### [AIM OF THE TASK]
The records are to be restated in their entirety, word for word.

### [LISTED RECORDS]
○ ○ ○ ○
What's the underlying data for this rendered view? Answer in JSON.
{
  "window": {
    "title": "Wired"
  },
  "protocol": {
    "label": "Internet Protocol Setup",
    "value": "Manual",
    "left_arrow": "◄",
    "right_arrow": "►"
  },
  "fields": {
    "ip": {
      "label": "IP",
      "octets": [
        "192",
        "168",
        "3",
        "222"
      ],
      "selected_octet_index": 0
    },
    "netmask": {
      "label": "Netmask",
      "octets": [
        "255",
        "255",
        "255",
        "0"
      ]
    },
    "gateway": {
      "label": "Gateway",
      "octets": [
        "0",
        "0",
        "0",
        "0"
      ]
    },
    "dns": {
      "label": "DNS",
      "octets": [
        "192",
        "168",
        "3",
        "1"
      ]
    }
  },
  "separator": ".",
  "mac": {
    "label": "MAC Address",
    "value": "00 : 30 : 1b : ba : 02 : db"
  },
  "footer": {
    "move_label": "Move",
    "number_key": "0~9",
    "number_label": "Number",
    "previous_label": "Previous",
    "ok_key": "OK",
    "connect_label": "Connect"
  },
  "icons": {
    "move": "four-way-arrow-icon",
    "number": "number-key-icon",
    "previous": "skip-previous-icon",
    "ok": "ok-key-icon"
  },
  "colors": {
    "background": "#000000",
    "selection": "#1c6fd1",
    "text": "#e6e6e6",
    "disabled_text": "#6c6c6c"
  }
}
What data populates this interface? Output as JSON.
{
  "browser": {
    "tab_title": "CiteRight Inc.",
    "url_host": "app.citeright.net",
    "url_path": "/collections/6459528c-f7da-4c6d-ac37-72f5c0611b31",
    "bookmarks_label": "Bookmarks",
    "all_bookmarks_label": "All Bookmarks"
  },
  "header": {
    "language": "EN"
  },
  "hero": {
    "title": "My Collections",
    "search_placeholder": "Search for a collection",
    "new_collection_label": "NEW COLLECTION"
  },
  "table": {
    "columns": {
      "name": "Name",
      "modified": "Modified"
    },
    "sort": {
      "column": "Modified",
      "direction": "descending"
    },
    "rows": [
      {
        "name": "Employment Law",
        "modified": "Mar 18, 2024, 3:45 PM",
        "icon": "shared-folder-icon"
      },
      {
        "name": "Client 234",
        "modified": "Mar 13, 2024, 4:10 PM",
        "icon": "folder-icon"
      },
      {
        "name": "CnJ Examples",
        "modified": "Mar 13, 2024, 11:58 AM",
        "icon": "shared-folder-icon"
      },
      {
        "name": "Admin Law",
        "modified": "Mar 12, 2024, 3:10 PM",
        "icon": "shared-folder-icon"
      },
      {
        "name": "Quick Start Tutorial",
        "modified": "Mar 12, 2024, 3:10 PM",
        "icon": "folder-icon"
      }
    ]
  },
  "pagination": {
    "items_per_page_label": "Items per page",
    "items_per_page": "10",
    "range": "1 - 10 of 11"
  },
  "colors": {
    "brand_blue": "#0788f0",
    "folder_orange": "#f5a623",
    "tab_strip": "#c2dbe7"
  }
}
○ ○ ○ ○
### [SOLUTION FOR THIS EXERCISE]
What's the underlying data for this rendered view? Answer in JSON.
{
  "window": {
    "title": "Wired"
  },
  "protocol": {
    "label": "Internet Protocol Setup",
    "value": "Manual",
    "left_arrow": "◄",
    "right_arrow": "►"
  },
  "fields": {
    "ip": {
      "label": "IP",
      "octets": [
        "192",
        "168",
        "3",
        "222"
      ],
      "selected_octet_index": 0
    },
    "netmask": {
      "label": "Netmask",
      "octets": [
        "255",
        "255",
        "255",
        "0"
      ]
    },
    "gateway": {
      "label": "Gateway",
      "octets": [
        "0",
        "0",
        "0",
        "0"
      ]
    },
    "dns": {
      "label": "DNS",
      "octets": [
        "192",
        "168",
        "3",
        "1"
      ]
    }
  },
  "separator": ".",
  "mac": {
    "label": "MAC Address",
    "value": "00 : 30 : 1b : ba : 02 : db"
  },
  "footer": {
    "move_label": "Move",
    "number_key": "0~9",
    "number_label": "Number",
    "previous_label": "Previous",
    "ok_key": "OK",
    "connect_label": "Connect"
  },
  "icons": {
    "move": "four-way-arrow-icon",
    "number": "number-key-icon",
    "previous": "skip-previous-icon",
    "ok": "ok-key-icon"
  },
  "colors": {
    "background": "#000000",
    "selection": "#1c6fd1",
    "text": "#e6e6e6",
    "disabled_text": "#6c6c6c"
  }
}
What data populates this interface? Output as JSON.
{
  "browser": {
    "tab_title": "CiteRight Inc.",
    "url_host": "app.citeright.net",
    "url_path": "/collections/6459528c-f7da-4c6d-ac37-72f5c0611b31",
    "bookmarks_label": "Bookmarks",
    "all_bookmarks_label": "All Bookmarks"
  },
  "header": {
    "language": "EN"
  },
  "hero": {
    "title": "My Collections",
    "search_placeholder": "Search for a collection",
    "new_collection_label": "NEW COLLECTION"
  },
  "table": {
    "columns": {
      "name": "Name",
      "modified": "Modified"
    },
    "sort": {
      "column": "Modified",
      "direction": "descending"
    },
    "rows": [
      {
        "name": "Employment Law",
        "modified": "Mar 18, 2024, 3:45 PM",
        "icon": "shared-folder-icon"
      },
      {
        "name": "Client 234",
        "modified": "Mar 13, 2024, 4:10 PM",
        "icon": "folder-icon"
      },
      {
        "name": "CnJ Examples",
        "modified": "Mar 13, 2024, 11:58 AM",
        "icon": "shared-folder-icon"
      },
      {
        "name": "Admin Law",
        "modified": "Mar 12, 2024, 3:10 PM",
        "icon": "shared-folder-icon"
      },
      {
        "name": "Quick Start Tutorial",
        "modified": "Mar 12, 2024, 3:10 PM",
        "icon": "folder-icon"
      }
    ]
  },
  "pagination": {
    "items_per_page_label": "Items per page",
    "items_per_page": "10",
    "range": "1 - 10 of 11"
  },
  "colors": {
    "brand_blue": "#0788f0",
    "folder_orange": "#f5a623",
    "tab_strip": "#c2dbe7"
  }
}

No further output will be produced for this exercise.